## Task directions
Reproduce the listing below word for word, with no pictures.

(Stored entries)
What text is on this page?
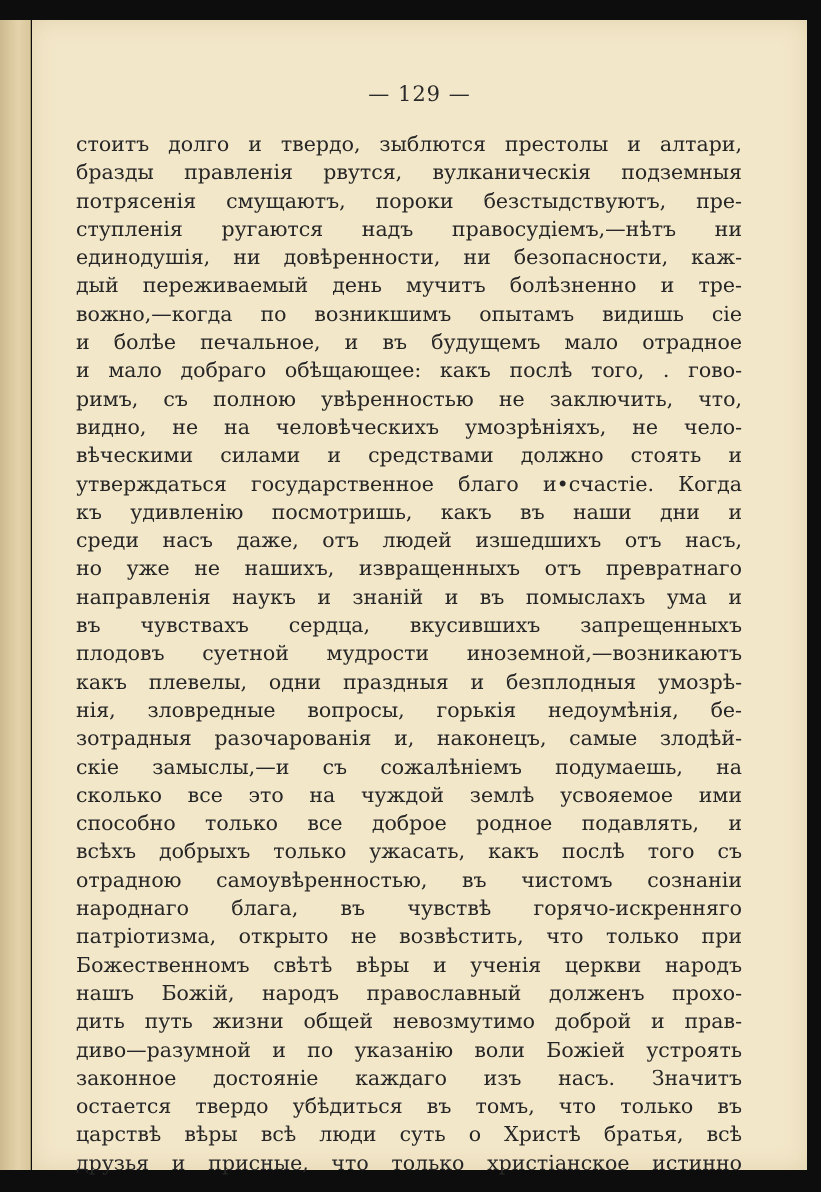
— 129 —
стоитъ долго и твердо, зыблются престолы и алтари,
бразды правленія рвутся, вулканическія подземныя
потрясенія смущаютъ, пороки безстыдствуютъ, пре-
ступленія ругаются надъ правосудіемъ,—нѣтъ ни
единодушія, ни довѣренности, ни безопасности, каж-
дый переживаемый день мучитъ болѣзненно и тре-
вожно,—когда по возникшимъ опытамъ видишь сіе
и болѣе печальное, и въ будущемъ мало отрадное
и мало добраго обѣщающее: какъ послѣ того, . гово-
римъ, съ полною увѣренностью не заключить, что,
видно, не на человѣческихъ умозрѣніяхъ, не чело-
вѣческими силами и средствами должно стоять и
утверждаться государственное благо и•счастіе. Когда
къ удивленію посмотришь, какъ въ наши дни и
среди насъ даже, отъ людей изшедшихъ отъ насъ,
но уже не нашихъ, извращенныхъ отъ превратнаго
направленія наукъ и знаній и въ помыслахъ ума и
въ чувствахъ сердца, вкусившихъ запрещенныхъ
плодовъ суетной мудрости иноземной,—возникаютъ
какъ плевелы, одни праздныя и безплодныя умозрѣ-
нія, зловредные вопросы, горькія недоумѣнія, бе-
зотрадныя разочарованія и, наконецъ, самые злодѣй-
скіе замыслы,—и съ сожалѣніемъ подумаешь, на
сколько все это на чуждой землѣ усвояемое ими
способно только все доброе родное подавлять, и
всѣхъ добрыхъ только ужасать, какъ послѣ того съ
отрадною самоувѣренностью, въ чистомъ сознаніи
народнаго блага, въ чувствѣ горячо-искренняго
патріотизма, открыто не возвѣстить, что только при
Божественномъ свѣтѣ вѣры и ученія церкви народъ
нашъ Божій, народъ православный долженъ прохо-
дить путь жизни общей невозмутимо доброй и прав-
диво—разумной и по указанію воли Божіей устроять
законное достояніе каждаго изъ насъ. Значитъ
остается твердо убѣдиться въ томъ, что только въ
царствѣ вѣры всѣ люди суть о Христѣ братья, всѣ
друзья и присные, что только христіанское истинно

## Written response
What text is on this page?
— 129 —
стоитъ долго и твердо, зыблются престолы и алтари,
бразды правленія рвутся, вулканическія подземныя
потрясенія смущаютъ, пороки безстыдствуютъ, пре-
ступленія ругаются надъ правосудіемъ,—нѣтъ ни
единодушія, ни довѣренности, ни безопасности, каж-
дый переживаемый день мучитъ болѣзненно и тре-
вожно,—когда по возникшимъ опытамъ видишь сіе
и болѣе печальное, и въ будущемъ мало отрадное
и мало добраго обѣщающее: какъ послѣ того, . гово-
римъ, съ полною увѣренностью не заключить, что,
видно, не на человѣческихъ умозрѣніяхъ, не чело-
вѣческими силами и средствами должно стоять и
утверждаться государственное благо и•счастіе. Когда
къ удивленію посмотришь, какъ въ наши дни и
среди насъ даже, отъ людей изшедшихъ отъ насъ,
но уже не нашихъ, извращенныхъ отъ превратнаго
направленія наукъ и знаній и въ помыслахъ ума и
въ чувствахъ сердца, вкусившихъ запрещенныхъ
плодовъ суетной мудрости иноземной,—возникаютъ
какъ плевелы, одни праздныя и безплодныя умозрѣ-
нія, зловредные вопросы, горькія недоумѣнія, бе-
зотрадныя разочарованія и, наконецъ, самые злодѣй-
скіе замыслы,—и съ сожалѣніемъ подумаешь, на
сколько все это на чуждой землѣ усвояемое ими
способно только все доброе родное подавлять, и
всѣхъ добрыхъ только ужасать, какъ послѣ того съ
отрадною самоувѣренностью, въ чистомъ сознаніи
народнаго блага, въ чувствѣ горячо-искренняго
патріотизма, открыто не возвѣстить, что только при
Божественномъ свѣтѣ вѣры и ученія церкви народъ
нашъ Божій, народъ православный долженъ прохо-
дить путь жизни общей невозмутимо доброй и прав-
диво—разумной и по указанію воли Божіей устроять
законное достояніе каждаго изъ насъ. Значитъ
остается твердо убѣдиться въ томъ, что только въ
царствѣ вѣры всѣ люди суть о Христѣ братья, всѣ
друзья и присные, что только христіанское истинно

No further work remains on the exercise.